Records follow. Select each line holding "电流表示数为".
[Begin SUPPLIED DATA]
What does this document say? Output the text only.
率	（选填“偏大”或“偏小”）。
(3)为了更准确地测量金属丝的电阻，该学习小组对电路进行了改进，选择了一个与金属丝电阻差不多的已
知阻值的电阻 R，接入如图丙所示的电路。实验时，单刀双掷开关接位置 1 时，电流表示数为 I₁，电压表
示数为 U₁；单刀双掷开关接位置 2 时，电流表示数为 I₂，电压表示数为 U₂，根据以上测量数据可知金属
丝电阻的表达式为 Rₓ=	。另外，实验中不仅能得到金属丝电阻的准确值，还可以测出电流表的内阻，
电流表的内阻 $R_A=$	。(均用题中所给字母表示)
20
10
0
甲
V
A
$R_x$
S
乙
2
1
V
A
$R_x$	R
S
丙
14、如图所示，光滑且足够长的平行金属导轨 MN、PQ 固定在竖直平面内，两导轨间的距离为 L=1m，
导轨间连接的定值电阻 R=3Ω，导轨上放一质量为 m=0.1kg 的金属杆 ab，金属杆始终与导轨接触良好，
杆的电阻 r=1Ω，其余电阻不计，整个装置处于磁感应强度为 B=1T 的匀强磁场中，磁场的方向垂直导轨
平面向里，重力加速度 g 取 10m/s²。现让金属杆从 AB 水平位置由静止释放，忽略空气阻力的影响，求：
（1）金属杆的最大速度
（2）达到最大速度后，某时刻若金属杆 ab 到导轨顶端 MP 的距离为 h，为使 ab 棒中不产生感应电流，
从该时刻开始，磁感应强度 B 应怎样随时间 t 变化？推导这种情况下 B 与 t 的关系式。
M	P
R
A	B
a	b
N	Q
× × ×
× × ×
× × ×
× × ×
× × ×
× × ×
[End SUPPLIED DATA]
__SOLUTION FOR THIS PROBLEM__.
知阻值的电阻 R，接入如图丙所示的电路。实验时，单刀双掷开关接位置 1 时，电流表示数为 I₁，电压表
示数为 U₁；单刀双掷开关接位置 2 时，电流表示数为 I₂，电压表示数为 U₂，根据以上测量数据可知金属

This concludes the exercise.